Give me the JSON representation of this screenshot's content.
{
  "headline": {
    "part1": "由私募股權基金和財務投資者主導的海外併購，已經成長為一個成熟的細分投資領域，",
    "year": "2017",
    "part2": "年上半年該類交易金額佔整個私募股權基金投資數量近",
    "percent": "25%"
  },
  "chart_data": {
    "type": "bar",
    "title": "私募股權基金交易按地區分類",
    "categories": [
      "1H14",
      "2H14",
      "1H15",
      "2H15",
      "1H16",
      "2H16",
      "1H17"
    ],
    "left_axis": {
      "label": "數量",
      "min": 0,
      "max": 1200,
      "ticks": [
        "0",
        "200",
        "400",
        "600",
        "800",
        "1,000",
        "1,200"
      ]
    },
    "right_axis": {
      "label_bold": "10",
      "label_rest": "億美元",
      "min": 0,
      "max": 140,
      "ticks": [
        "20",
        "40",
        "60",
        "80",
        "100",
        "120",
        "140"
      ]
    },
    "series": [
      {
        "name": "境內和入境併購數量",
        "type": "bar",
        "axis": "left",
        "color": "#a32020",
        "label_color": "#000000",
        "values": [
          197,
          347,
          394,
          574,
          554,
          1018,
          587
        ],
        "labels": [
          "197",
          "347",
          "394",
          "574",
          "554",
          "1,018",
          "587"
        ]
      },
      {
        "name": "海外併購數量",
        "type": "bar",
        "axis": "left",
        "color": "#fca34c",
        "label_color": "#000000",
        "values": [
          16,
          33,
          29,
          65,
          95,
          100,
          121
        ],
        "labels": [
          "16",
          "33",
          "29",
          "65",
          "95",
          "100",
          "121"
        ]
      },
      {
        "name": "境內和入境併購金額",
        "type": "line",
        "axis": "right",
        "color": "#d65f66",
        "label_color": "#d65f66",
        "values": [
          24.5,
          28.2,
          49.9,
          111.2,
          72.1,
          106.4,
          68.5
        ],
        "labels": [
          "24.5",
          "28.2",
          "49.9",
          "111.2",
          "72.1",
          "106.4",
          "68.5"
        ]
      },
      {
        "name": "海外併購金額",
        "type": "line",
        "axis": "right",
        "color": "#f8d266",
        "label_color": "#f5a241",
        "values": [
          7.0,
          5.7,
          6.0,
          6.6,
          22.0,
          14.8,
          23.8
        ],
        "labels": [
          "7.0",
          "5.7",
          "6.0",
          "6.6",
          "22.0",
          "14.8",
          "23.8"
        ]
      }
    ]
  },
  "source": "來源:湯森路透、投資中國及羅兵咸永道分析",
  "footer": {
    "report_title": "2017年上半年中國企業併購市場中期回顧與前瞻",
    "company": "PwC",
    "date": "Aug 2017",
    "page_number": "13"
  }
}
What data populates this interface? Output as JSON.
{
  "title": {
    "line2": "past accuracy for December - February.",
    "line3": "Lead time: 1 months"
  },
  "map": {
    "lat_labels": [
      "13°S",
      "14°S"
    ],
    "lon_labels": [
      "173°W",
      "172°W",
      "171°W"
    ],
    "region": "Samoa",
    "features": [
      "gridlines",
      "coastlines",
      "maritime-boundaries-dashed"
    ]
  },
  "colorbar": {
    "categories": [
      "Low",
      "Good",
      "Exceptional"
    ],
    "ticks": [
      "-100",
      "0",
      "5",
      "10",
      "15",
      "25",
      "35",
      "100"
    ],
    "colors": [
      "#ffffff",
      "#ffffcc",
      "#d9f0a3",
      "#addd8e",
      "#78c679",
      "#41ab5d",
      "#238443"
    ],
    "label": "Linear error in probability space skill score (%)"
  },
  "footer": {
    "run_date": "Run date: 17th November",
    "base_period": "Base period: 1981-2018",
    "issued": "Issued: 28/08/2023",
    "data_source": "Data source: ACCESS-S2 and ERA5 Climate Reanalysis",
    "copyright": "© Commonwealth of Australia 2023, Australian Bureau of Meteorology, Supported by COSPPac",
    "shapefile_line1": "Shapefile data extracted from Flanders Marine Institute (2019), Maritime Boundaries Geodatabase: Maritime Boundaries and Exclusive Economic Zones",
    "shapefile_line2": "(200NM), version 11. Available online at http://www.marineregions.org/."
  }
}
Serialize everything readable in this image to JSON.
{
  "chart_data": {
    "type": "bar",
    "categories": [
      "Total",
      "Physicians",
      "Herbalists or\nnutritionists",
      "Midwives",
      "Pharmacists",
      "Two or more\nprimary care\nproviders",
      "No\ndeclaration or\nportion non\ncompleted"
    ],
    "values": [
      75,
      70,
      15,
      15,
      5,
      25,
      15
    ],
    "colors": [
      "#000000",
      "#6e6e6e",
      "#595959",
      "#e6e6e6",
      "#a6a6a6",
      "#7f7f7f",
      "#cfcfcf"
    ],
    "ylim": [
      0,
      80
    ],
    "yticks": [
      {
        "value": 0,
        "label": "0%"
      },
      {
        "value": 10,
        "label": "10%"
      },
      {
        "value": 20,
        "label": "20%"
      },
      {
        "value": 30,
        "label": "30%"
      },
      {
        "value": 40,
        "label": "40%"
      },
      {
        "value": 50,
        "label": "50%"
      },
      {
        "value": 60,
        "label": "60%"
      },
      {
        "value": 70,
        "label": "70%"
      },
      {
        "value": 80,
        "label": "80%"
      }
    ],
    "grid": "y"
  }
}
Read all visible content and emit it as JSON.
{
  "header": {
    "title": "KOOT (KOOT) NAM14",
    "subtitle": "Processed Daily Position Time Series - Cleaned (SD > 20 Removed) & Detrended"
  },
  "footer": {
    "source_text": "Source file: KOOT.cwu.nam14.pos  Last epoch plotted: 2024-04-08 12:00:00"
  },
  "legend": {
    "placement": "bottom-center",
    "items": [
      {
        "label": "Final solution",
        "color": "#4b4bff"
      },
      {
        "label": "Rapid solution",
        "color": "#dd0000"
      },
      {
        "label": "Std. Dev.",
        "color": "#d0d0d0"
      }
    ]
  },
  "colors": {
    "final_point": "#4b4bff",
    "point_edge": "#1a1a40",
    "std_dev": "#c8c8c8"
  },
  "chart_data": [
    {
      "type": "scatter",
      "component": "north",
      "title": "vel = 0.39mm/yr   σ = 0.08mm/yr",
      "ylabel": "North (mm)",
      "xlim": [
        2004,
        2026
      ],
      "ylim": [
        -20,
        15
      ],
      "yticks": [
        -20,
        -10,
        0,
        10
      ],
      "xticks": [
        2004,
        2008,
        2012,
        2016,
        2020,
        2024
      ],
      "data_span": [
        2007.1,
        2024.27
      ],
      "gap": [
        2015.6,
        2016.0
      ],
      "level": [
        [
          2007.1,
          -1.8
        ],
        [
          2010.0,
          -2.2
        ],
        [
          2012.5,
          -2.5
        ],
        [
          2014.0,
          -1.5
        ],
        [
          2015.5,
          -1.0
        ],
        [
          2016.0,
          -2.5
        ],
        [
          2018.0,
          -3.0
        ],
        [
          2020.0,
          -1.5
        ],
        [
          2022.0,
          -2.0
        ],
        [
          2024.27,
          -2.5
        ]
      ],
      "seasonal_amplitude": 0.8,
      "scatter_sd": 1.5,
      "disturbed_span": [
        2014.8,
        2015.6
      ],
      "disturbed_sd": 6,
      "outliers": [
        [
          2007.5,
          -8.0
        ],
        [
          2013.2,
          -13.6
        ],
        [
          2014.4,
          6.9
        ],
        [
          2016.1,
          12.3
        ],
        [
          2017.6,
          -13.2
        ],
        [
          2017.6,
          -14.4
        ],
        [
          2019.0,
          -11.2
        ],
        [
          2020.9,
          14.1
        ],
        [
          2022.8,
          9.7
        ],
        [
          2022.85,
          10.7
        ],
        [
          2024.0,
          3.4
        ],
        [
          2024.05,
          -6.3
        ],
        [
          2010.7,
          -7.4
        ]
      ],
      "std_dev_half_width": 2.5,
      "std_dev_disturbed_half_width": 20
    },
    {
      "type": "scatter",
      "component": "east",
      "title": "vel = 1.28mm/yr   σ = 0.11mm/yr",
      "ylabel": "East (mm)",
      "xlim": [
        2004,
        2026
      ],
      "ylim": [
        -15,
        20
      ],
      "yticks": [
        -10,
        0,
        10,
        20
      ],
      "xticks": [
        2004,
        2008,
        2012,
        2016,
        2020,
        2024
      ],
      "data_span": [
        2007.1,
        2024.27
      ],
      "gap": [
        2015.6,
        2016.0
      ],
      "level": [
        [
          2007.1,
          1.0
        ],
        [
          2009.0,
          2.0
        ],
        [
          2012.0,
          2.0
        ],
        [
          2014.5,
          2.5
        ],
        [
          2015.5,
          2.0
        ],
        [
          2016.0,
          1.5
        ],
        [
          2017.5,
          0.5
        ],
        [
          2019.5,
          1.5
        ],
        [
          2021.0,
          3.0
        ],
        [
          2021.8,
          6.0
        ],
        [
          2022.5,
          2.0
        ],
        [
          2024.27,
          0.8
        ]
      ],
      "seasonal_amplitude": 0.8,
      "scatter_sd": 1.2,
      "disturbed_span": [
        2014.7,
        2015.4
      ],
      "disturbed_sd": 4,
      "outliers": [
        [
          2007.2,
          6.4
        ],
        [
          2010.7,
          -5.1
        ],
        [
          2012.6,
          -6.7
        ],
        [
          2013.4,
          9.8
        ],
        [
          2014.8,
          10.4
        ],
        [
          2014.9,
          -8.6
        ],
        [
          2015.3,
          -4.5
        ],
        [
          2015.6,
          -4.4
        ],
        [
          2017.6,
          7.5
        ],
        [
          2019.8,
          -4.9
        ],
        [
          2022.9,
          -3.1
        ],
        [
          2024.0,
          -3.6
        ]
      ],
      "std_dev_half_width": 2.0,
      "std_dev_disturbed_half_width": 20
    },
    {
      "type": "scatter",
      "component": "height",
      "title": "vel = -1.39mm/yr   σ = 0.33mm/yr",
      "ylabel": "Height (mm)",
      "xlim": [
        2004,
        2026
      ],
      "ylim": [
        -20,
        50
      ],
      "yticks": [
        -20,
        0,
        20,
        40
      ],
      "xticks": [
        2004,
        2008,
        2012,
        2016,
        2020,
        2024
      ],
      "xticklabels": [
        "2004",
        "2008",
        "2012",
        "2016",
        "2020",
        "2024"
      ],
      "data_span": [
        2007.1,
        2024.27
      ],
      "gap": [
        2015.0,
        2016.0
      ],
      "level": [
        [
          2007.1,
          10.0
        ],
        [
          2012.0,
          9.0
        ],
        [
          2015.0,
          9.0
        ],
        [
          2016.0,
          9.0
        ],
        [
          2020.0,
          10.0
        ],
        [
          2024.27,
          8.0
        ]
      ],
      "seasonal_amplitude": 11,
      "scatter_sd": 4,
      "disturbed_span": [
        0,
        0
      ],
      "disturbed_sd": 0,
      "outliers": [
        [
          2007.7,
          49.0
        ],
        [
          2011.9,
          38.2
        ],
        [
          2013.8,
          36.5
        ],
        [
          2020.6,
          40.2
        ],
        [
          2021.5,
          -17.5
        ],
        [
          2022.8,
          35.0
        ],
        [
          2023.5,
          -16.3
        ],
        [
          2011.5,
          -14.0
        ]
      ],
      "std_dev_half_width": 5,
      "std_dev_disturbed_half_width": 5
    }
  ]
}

* * *

**INSTRUCTIONS TO FOLLOW**
Choose all lines containing the string "JSON" and copy them out.

**PROBLEM SOLUTION**
Give me the JSON representation of this screenshot's content.
What data populates this interface? Output as JSON.
Serialize everything readable in this image to JSON.
Read all visible content and emit it as JSON.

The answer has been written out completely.